THE PROBLEM:
Reproduce each line exactly. Skip none.

DATA ENTRIES:
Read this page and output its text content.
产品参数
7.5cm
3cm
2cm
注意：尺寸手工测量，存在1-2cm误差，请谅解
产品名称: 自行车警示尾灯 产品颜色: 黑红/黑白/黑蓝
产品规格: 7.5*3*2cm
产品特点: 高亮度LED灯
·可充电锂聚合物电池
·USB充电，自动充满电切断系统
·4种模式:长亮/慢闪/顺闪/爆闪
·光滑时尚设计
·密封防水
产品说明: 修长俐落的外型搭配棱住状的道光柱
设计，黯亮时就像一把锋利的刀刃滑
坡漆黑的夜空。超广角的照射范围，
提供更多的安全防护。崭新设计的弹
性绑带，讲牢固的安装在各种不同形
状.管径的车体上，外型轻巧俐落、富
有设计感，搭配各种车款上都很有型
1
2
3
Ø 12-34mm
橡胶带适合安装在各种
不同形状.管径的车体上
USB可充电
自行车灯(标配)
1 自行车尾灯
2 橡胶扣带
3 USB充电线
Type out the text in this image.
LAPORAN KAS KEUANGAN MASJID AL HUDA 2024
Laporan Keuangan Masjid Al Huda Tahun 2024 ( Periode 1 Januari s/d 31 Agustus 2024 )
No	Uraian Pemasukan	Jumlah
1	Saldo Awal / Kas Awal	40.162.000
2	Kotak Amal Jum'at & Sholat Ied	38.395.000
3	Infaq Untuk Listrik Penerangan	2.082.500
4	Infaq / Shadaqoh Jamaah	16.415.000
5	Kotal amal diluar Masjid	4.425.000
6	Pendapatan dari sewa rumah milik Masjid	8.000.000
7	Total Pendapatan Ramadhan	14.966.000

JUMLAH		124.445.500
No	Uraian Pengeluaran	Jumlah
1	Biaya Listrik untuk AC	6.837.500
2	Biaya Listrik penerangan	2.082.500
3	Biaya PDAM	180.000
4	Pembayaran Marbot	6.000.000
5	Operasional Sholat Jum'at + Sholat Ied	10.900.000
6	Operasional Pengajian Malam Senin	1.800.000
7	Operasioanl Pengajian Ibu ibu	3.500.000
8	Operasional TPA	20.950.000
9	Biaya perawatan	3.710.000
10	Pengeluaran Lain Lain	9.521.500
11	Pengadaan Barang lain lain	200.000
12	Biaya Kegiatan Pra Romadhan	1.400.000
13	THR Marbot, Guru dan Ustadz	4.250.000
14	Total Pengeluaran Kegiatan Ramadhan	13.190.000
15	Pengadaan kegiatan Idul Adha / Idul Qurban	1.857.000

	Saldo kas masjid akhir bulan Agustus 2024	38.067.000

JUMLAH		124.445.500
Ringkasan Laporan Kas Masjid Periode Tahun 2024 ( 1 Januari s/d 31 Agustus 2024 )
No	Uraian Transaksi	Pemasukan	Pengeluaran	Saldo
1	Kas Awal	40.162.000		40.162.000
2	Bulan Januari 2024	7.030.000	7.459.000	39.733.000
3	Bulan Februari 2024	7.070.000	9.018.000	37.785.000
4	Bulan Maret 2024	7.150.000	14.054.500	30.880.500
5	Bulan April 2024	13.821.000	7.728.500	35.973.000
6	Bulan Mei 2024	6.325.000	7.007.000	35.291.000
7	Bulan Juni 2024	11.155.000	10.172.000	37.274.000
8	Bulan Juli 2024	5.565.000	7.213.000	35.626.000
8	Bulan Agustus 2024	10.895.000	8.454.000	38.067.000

EXERCISE ANSWER:
Read this page and output its text content.
产品参数
7.5cm
3cm
2cm
注意：尺寸手工测量，存在1-2cm误差，请谅解
产品名称: 自行车警示尾灯 产品颜色: 黑红/黑白/黑蓝
产品规格: 7.5*3*2cm
产品特点: 高亮度LED灯
·可充电锂聚合物电池
·USB充电，自动充满电切断系统
·4种模式:长亮/慢闪/顺闪/爆闪
·光滑时尚设计
·密封防水
产品说明: 修长俐落的外型搭配棱住状的道光柱
设计，黯亮时就像一把锋利的刀刃滑
坡漆黑的夜空。超广角的照射范围，
提供更多的安全防护。崭新设计的弹
性绑带，讲牢固的安装在各种不同形
状.管径的车体上，外型轻巧俐落、富
有设计感，搭配各种车款上都很有型
1
2
3
Ø 12-34mm
橡胶带适合安装在各种
不同形状.管径的车体上
USB可充电
自行车灯(标配)
1 自行车尾灯
2 橡胶扣带
3 USB充电线
Type out the text in this image.
LAPORAN KAS KEUANGAN MASJID AL HUDA 2024
Laporan Keuangan Masjid Al Huda Tahun 2024 ( Periode 1 Januari s/d 31 Agustus 2024 )
No	Uraian Pemasukan	Jumlah
1	Saldo Awal / Kas Awal	40.162.000
2	Kotak Amal Jum'at & Sholat Ied	38.395.000
3	Infaq Untuk Listrik Penerangan	2.082.500
4	Infaq / Shadaqoh Jamaah	16.415.000
5	Kotal amal diluar Masjid	4.425.000
6	Pendapatan dari sewa rumah milik Masjid	8.000.000
7	Total Pendapatan Ramadhan	14.966.000

JUMLAH		124.445.500
No	Uraian Pengeluaran	Jumlah
1	Biaya Listrik untuk AC	6.837.500
2	Biaya Listrik penerangan	2.082.500
3	Biaya PDAM	180.000
4	Pembayaran Marbot	6.000.000
5	Operasional Sholat Jum'at + Sholat Ied	10.900.000
6	Operasional Pengajian Malam Senin	1.800.000
7	Operasioanl Pengajian Ibu ibu	3.500.000
8	Operasional TPA	20.950.000
9	Biaya perawatan	3.710.000
10	Pengeluaran Lain Lain	9.521.500
11	Pengadaan Barang lain lain	200.000
12	Biaya Kegiatan Pra Romadhan	1.400.000
13	THR Marbot, Guru dan Ustadz	4.250.000
14	Total Pengeluaran Kegiatan Ramadhan	13.190.000
15	Pengadaan kegiatan Idul Adha / Idul Qurban	1.857.000

	Saldo kas masjid akhir bulan Agustus 2024	38.067.000

JUMLAH		124.445.500
Ringkasan Laporan Kas Masjid Periode Tahun 2024 ( 1 Januari s/d 31 Agustus 2024 )
No	Uraian Transaksi	Pemasukan	Pengeluaran	Saldo
1	Kas Awal	40.162.000		40.162.000
2	Bulan Januari 2024	7.030.000	7.459.000	39.733.000
3	Bulan Februari 2024	7.070.000	9.018.000	37.785.000
4	Bulan Maret 2024	7.150.000	14.054.500	30.880.500
5	Bulan April 2024	13.821.000	7.728.500	35.973.000
6	Bulan Mei 2024	6.325.000	7.007.000	35.291.000
7	Bulan Juni 2024	11.155.000	10.172.000	37.274.000
8	Bulan Juli 2024	5.565.000	7.213.000	35.626.000
8	Bulan Agustus 2024	10.895.000	8.454.000	38.067.000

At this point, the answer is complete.